Task objective
Retype the records below exactly as they appear, but leave out any pictures.

Data for processing
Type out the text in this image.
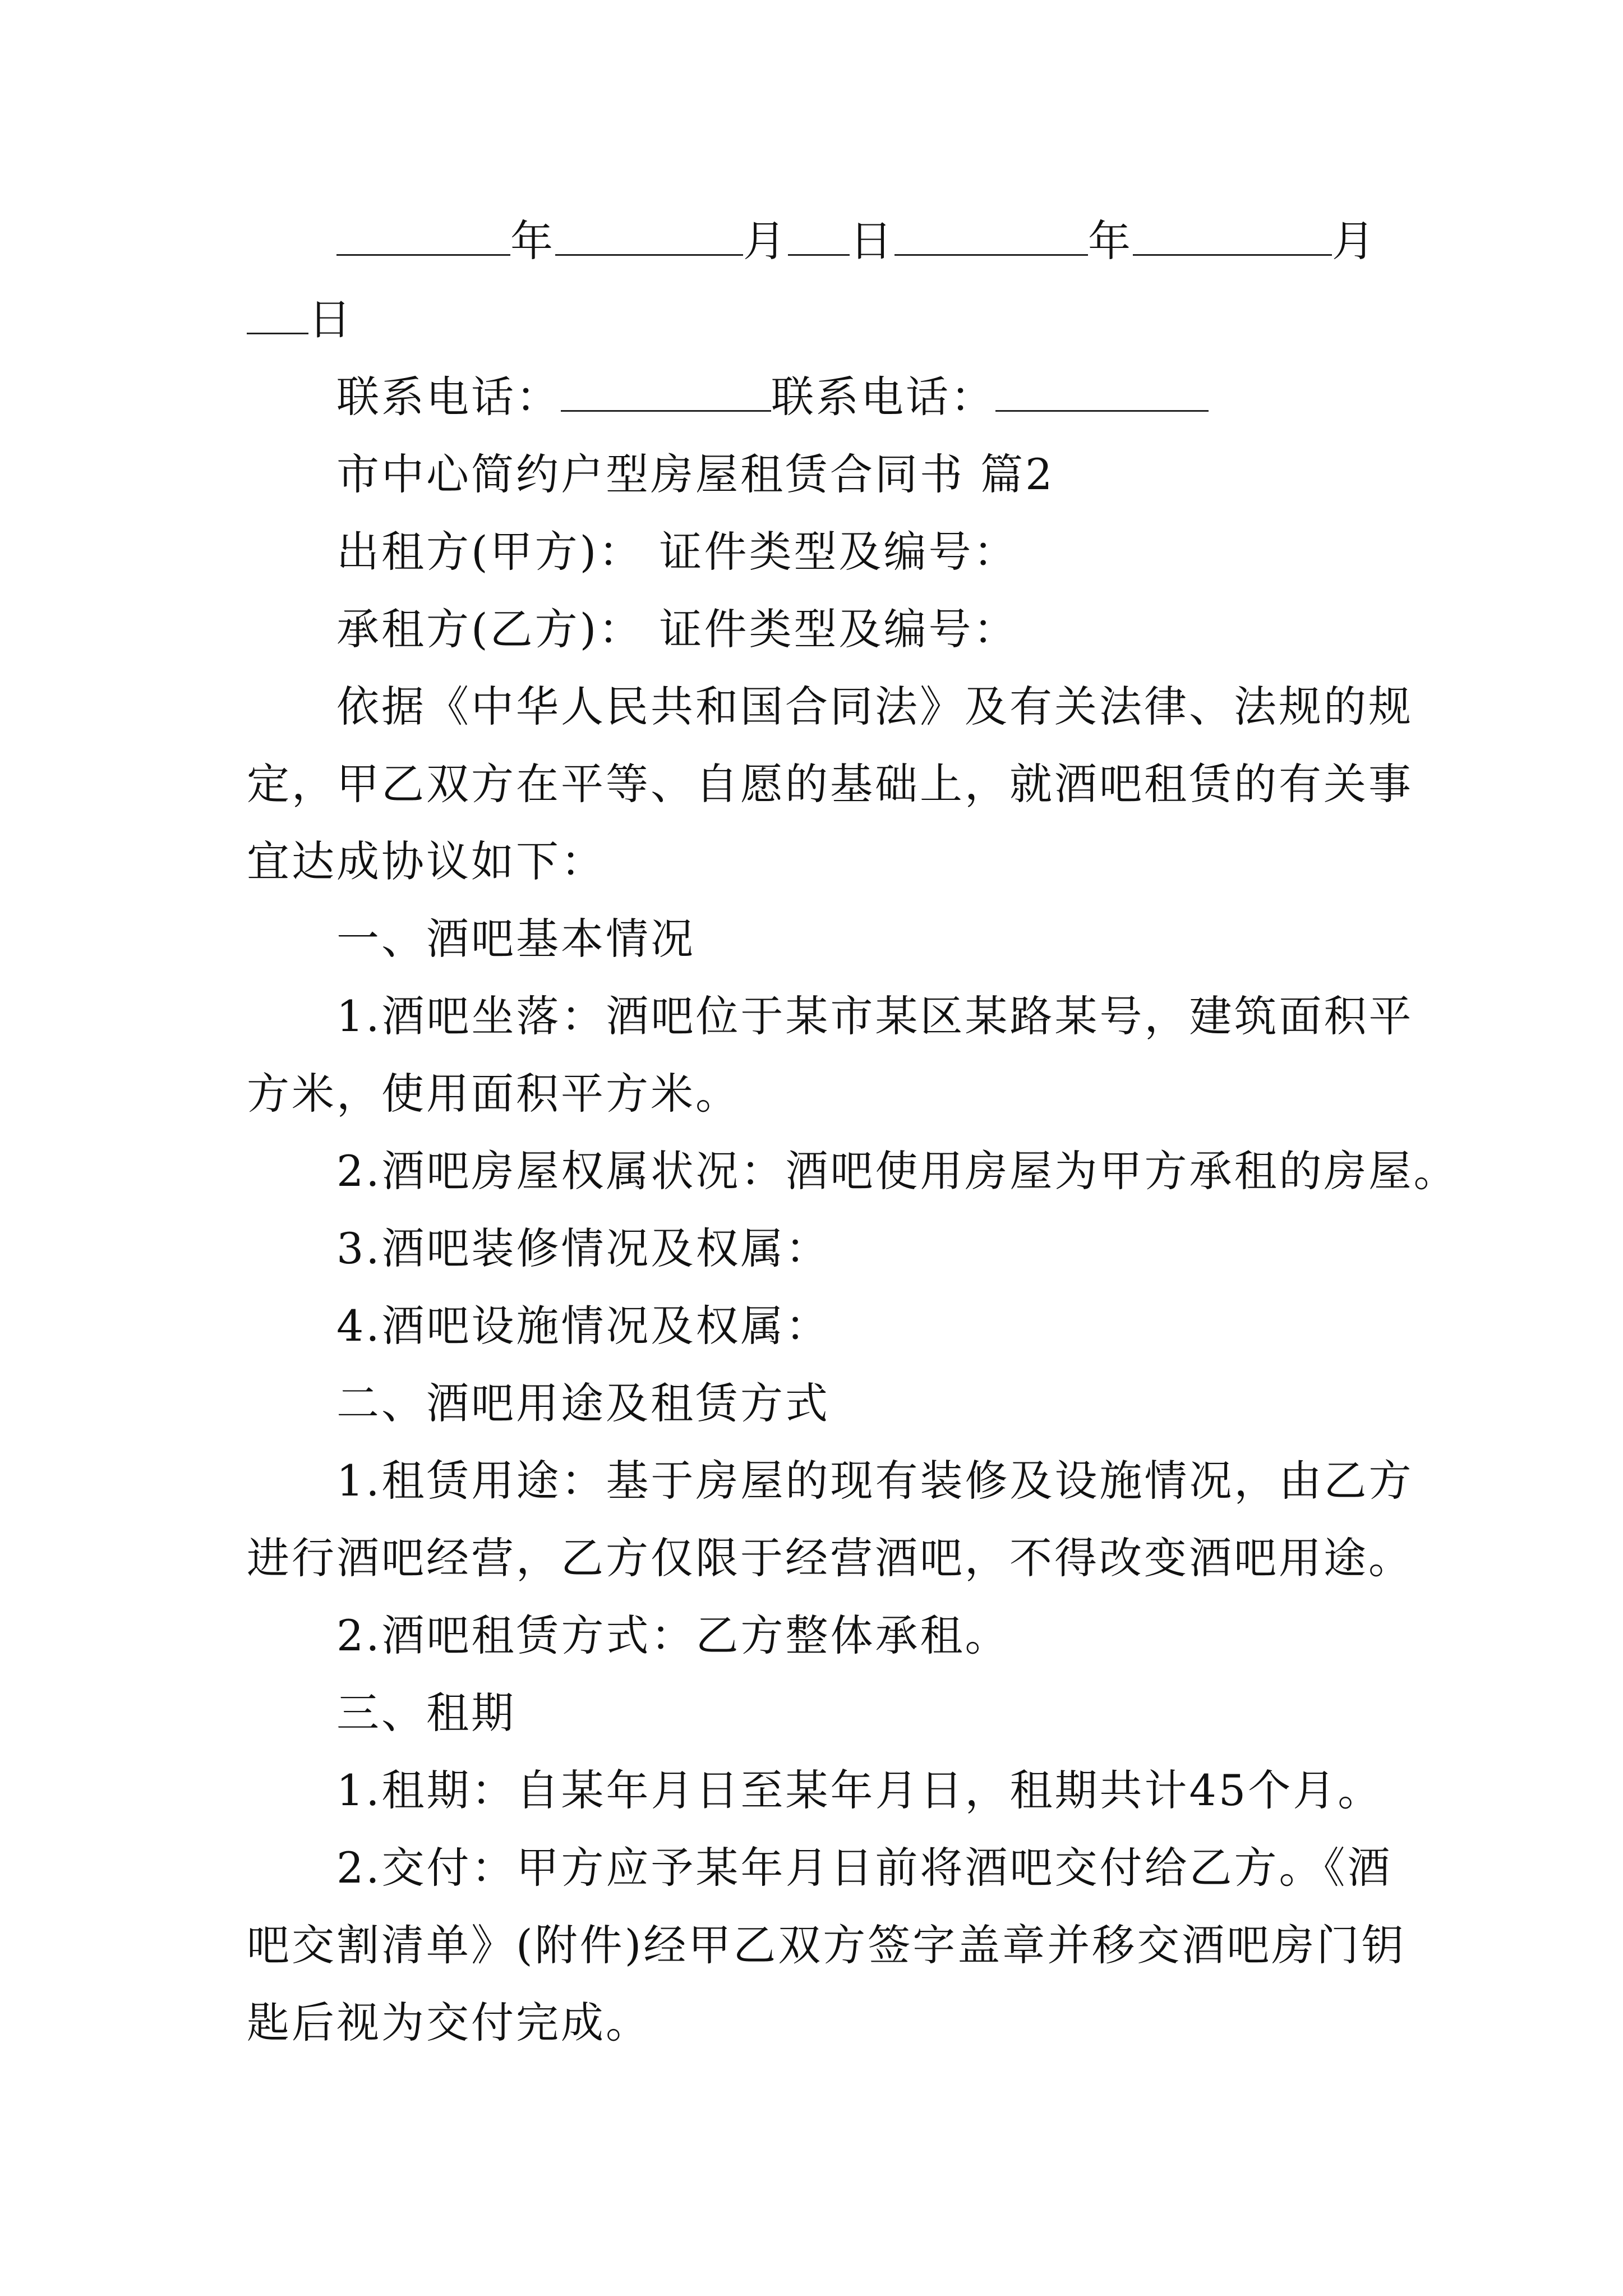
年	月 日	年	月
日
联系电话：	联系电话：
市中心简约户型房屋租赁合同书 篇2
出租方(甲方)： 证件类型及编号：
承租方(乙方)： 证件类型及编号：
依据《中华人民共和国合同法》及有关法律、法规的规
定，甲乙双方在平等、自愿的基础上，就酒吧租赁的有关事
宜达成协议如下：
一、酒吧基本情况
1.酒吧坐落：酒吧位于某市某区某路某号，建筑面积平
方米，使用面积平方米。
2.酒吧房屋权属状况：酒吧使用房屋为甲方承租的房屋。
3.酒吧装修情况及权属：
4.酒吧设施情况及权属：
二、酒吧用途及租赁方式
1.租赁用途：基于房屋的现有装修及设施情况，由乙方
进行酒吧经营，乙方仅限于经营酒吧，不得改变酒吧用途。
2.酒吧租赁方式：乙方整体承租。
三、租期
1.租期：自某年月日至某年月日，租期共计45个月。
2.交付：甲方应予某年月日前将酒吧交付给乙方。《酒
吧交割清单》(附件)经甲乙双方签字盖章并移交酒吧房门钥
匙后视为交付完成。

Solution to this problem
Type out the text in this image.
年	月 日	年	月
日
联系电话：	联系电话：
市中心简约户型房屋租赁合同书 篇2
出租方(甲方)： 证件类型及编号：
承租方(乙方)： 证件类型及编号：
依据《中华人民共和国合同法》及有关法律、法规的规
定，甲乙双方在平等、自愿的基础上，就酒吧租赁的有关事
宜达成协议如下：
一、酒吧基本情况
1.酒吧坐落：酒吧位于某市某区某路某号，建筑面积平
方米，使用面积平方米。
2.酒吧房屋权属状况：酒吧使用房屋为甲方承租的房屋。
3.酒吧装修情况及权属：
4.酒吧设施情况及权属：
二、酒吧用途及租赁方式
1.租赁用途：基于房屋的现有装修及设施情况，由乙方
进行酒吧经营，乙方仅限于经营酒吧，不得改变酒吧用途。
2.酒吧租赁方式：乙方整体承租。
三、租期
1.租期：自某年月日至某年月日，租期共计45个月。
2.交付：甲方应予某年月日前将酒吧交付给乙方。《酒
吧交割清单》(附件)经甲乙双方签字盖章并移交酒吧房门钥
匙后视为交付完成。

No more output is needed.